— START OF Excerpt to read —

Contemplating Vector Search

in #programming19 days ago

nuQjRNINIEqJXWVABqkh--1--9wwba.jpg

The above image was made with stable diffusion using the prompt 'closeup blue python and a magnifying glass.'

Last year, I wrote a news recommendation algorithm for WantToKnow.info. You can read about the project here and test out the recommendations by clicking on any article title in our archive. The recommendations are based on something called TF-IDF vector cosine similarity, which is to say the mathematical relationships between news stories.

The recommendations generated by my code are great so I started wondering about expanding the underlying tech to vector search. WantToKnow has good search already, but it's keyword based. My thinking is that vectorizing search queries and then comparing query vectors with news article vectors could potentially surface good stories in situations where keywords alone aren't cutting it.

— END OF Excerpt to read —

- Exercise requirements
a – Answer these from the vector search post:
(i) What did the author write last year for WantToKnow.info?
(ii) What are the recommendations based on?
(iii) What kind of search does WantToKnow already have?
b – Retype the vector search post from "in #programming19 days" up to and including "aren't cutting it.".
Nothing in the lines that come after this point is needed.

— START OF Dataset rows —

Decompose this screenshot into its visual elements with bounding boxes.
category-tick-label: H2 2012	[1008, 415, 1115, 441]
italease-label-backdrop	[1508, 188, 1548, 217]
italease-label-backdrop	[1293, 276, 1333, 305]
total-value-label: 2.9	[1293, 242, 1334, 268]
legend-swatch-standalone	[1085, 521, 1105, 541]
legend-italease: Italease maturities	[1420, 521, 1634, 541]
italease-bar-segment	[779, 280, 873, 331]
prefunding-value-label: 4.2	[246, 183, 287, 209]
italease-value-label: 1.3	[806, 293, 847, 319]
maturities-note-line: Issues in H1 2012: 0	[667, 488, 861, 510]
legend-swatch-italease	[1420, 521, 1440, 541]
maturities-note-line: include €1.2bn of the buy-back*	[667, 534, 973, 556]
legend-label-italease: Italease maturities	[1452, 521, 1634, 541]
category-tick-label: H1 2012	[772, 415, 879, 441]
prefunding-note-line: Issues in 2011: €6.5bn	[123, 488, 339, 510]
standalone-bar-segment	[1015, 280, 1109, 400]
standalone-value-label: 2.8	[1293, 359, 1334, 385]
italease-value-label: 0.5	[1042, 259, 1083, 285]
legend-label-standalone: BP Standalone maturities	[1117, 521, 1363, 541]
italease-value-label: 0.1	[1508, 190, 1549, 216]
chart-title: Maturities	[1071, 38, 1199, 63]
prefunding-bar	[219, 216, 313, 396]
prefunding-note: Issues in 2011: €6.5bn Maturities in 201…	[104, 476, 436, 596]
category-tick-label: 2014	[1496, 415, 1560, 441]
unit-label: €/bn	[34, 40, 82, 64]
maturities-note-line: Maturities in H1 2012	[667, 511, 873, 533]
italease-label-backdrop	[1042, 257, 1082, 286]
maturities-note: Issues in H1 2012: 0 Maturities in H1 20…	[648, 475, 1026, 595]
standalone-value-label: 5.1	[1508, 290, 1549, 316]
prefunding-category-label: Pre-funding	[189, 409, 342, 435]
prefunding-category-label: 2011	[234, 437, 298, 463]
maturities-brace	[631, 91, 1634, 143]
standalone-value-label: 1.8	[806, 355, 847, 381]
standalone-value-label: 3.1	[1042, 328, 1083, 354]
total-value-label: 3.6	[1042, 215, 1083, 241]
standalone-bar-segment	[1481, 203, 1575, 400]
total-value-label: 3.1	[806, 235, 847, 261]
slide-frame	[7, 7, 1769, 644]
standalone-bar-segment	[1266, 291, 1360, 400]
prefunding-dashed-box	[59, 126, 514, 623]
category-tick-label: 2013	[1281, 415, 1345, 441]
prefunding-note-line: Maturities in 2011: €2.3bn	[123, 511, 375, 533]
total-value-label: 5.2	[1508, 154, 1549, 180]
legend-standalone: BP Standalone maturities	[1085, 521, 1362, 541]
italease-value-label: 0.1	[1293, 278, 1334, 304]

— END OF Dataset rows —

- Task-by-task solutions
a –
(i) A news recommendation algorithm
(ii) TF-IDF vector cosine similarity
(iii) Keyword-based search

b –
in #programming19 days ago

nuQjRNINIEqJXWVABqkh--1--9wwba.jpg

The above image was made with stable diffusion using the prompt 'closeup blue python and a magnifying glass.'

Last year, I wrote a news recommendation algorithm for WantToKnow.info. You can read about the project here and test out the recommendations by clicking on any article title in our archive. The recommendations are based on something called TF-IDF vector cosine similarity, which is to say the mathematical relationships between news stories.

The recommendations generated by my code are great so I started wondering about expanding the underlying tech to vector search. WantToKnow has good search already, but it's keyword based. My thinking is that vectorizing search queries and then comparing query vectors with news article vectors could potentially surface good stories in situations where keywords alone aren't cutting it.